##### Provided passage #####

Pretty much everyone agrees on this: Millennials don’t find traditional banks very appealing. In fact, the vast majority of Milliennials (71%) would prefer to visit the dentist than a bank. So it’s no wonder that a wave of new fintech apps and services have so easily found the traction that they have. The success of fintech startups has been largely driven by their ability to capitalize on Millennials’ dissatisfaction, allowing consumers to sidestep traditional banking providers if/when their expectations aren’t met.
But traditional institutions shouldn’t just throw in the towel. Those with a commitment to measuring and improving the customer experience of banking consumers will be in a good position to fight back against this wave of fintech insurgents. Here are five ways they can fight back.
1) Quick Money Transfer Apps
Almost everyone is familiar with the frustrations involved with trying to transfer money from your personal bank account to someone else. A few years ago, completing a money transfer in under five minutes would be essentially impossible. But even with all the technology we have at our disposal today, it can still be incredibly difficult for a consumer to use the technology available at their primary bank.
But a new crop of services emerged to take the pain out of transfers. PayPal, Venmo, Square Cash and others like them allow consumers to link their credit cards or bank accounts and make quick P2P transfers. While set up takes a bit of time (and all parties involved in a transaction must be signed up for the service), repeat use makes paying friends back for things movie tickets or last night’s round of beers extremely quick and easy.
Millennials have come to expect such an experience. Many banks and credit unions are starting to realize this, but they’re a little behind the eight ball. For instance, traditional institutions (including Bank of America, PNC, Chase and others) are working on Zelle, a Venmo-like app created to work with traditional banks and credit unions.

#####

_Tasks for this exercise_.
(a) Why, according to the article on banks competing with fintech, have new fintech apps and services found traction so easily? Answer in one to three sentences.
(b) Translate this sentence from the article on banks competing with fintech into Spanish: "A few years ago, completing a money transfer in under five minutes would be essentially impossible."
(c) Pick up the article on banks competing with fintech after its last sentence and continue writing it.

##### Material shown #####

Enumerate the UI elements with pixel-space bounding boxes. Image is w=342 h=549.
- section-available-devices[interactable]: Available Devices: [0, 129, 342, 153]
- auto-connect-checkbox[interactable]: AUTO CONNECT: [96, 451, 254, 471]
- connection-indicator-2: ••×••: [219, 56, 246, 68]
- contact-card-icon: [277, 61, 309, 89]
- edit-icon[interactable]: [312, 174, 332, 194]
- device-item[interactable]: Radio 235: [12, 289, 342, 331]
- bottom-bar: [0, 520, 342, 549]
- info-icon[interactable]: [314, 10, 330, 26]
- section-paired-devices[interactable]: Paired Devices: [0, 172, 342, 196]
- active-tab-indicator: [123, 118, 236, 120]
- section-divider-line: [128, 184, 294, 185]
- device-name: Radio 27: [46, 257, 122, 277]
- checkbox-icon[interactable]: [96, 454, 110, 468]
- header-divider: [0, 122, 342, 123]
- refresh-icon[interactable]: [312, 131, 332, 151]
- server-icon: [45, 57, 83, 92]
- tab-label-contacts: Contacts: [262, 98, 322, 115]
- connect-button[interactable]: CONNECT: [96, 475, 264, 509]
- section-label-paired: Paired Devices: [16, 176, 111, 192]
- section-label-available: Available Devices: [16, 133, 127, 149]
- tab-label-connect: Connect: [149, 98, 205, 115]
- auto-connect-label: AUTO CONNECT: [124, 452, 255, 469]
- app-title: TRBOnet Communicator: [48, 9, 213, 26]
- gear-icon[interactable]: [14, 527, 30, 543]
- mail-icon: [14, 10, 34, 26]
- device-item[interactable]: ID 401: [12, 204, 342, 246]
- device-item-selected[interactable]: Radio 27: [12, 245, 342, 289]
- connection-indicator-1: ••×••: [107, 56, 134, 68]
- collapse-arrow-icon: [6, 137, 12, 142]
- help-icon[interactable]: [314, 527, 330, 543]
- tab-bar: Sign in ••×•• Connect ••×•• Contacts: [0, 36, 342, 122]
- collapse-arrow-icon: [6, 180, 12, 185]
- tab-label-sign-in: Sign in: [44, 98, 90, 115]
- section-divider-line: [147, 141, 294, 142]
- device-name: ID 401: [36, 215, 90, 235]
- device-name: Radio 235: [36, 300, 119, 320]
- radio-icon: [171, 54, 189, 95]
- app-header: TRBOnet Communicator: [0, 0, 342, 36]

#####

_Numbered answers_.
(a) Millennials don't find traditional banks very appealing, and 71% would rather visit the dentist than a bank. Fintech startups have succeeded by capitalizing on that dissatisfaction, letting consumers sidestep traditional banking providers when their expectations aren't met.

(b) Hace unos años, completar una transferencia de dinero en menos de cinco minutos habría sido prácticamente imposible.

(c)
2) Chatbots and Messenger-Based Payments
Soon, you’ll be able to pay for that used TV you found on Craigslist by texting the seller directly from your phone’s messenger app, including Apple which turned on the Messages payments functionality in June 2017. This emerging new technology trend sidesteps any experience that would otherwise involve a retail bank in some way (paying by check or credit card, for example).
In the future, you can expect all banking brands to offer their own chatbot. It’s important to understand the weight this new touchpoint carries in terms of customer service. For example, customer may no longer have to wonder when refunds and payment adjustments will be implemented as communicated to you from that messenger experience- the bots will update them automatically.
3) Forget the Card, Pay With Mobile Devices
These days, you don’t even need to bring your physical wallet to make purchases at brick-and-mortar stores. Technologies like Apple Pay, Android Pay, Samsung Pay, (etc.) let you connect a credit or debit card to your smartphone or smartwatch. On its own, this doesn’t seem like much of a Trojan horse for banks, but as more people shift behaviors so too will the expectations of banking customers. And with the global mobile payments market estimated to hit $3.4 trillion by 2022, it’s worth monitoring in relation to banking customers.
4) Smart Budgeting and Personal Finance Management
Traditionally, banks were among the first places people considered for managing their wealth and investments, which made upselling retail bank customers into investment products a natural fit. These days, though, that’s not always true. For nearly a decade, services like Mint.com and Personal Capital have given you a better way to stay informed about your financial decisions by linking your spending behavior (via a bank account) to their platforms. You can see how much money you give Starbucks every month, or provide an easy path for saving money for special occasions.
Knowing how bank’s own tools stack up against third-party rivals like Mint can make a huge difference, with the potential to increase loyalty among current customers or convert prospects frustrated with another traditional bank’s poor, or lack of, personal finance management experience. And of course it also decreases the chance that those same prospects find something that isn’t connected to their bank as closely, thus creating uncertainty when trying to measure the entire customer journey. Also, those integrations might also create other complications with a retail bank’s ability to track and measure traffic.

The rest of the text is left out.